▸ **TASK DESCRIPTION**: Records follow. Select each line holding "JSON".

Records that describe figures

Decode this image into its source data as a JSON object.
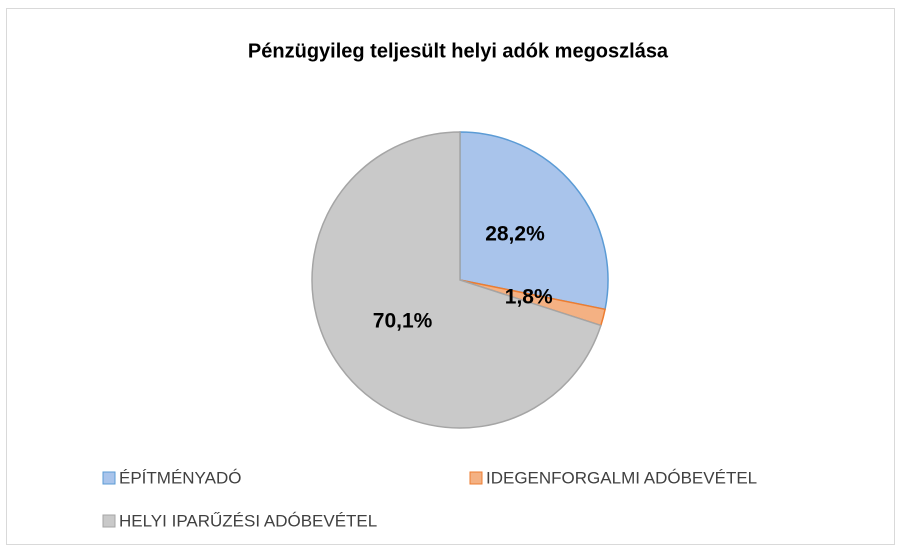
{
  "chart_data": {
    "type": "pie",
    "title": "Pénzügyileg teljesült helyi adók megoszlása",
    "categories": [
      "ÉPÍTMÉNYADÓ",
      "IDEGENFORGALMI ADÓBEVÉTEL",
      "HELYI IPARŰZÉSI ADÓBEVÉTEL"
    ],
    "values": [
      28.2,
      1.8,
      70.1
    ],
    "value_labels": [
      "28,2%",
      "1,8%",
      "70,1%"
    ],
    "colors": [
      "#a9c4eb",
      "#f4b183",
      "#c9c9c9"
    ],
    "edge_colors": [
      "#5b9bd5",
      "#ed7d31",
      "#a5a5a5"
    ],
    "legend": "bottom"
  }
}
...
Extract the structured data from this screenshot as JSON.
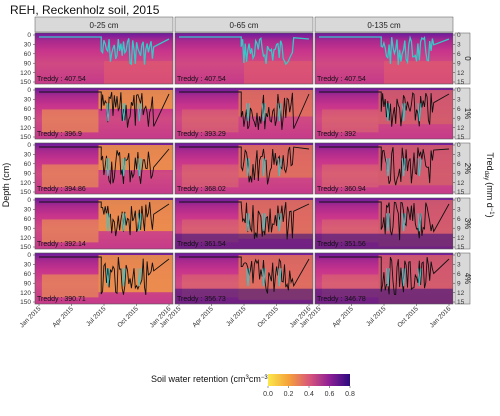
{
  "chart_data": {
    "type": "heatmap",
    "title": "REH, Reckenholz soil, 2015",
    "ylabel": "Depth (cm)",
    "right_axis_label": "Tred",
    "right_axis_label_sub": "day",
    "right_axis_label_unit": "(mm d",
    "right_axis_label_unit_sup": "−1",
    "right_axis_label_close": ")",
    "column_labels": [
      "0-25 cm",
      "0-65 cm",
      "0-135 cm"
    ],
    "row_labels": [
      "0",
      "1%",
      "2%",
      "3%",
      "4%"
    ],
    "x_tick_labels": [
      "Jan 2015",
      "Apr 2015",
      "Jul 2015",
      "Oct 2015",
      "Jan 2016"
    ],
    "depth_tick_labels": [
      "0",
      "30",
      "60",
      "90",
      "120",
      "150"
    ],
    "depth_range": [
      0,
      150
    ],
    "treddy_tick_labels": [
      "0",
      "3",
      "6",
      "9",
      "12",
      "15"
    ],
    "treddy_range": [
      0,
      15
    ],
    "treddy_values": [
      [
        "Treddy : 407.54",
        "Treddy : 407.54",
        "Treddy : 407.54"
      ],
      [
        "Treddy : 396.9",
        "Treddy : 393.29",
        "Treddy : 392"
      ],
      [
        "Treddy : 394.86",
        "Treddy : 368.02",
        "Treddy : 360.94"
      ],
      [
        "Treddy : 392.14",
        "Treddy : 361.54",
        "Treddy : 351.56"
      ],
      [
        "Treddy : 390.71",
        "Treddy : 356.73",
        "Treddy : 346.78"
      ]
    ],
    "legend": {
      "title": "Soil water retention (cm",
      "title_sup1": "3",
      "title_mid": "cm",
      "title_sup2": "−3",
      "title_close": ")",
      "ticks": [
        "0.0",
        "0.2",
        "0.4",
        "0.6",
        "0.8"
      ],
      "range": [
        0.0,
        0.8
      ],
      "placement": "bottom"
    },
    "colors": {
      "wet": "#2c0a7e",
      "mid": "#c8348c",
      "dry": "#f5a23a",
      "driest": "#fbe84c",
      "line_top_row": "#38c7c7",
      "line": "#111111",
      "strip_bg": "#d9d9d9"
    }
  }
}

▸ **EXERCISE RESULT**:
Decode this image into its source data as a JSON object.
Extract the structured data from this screenshot as JSON.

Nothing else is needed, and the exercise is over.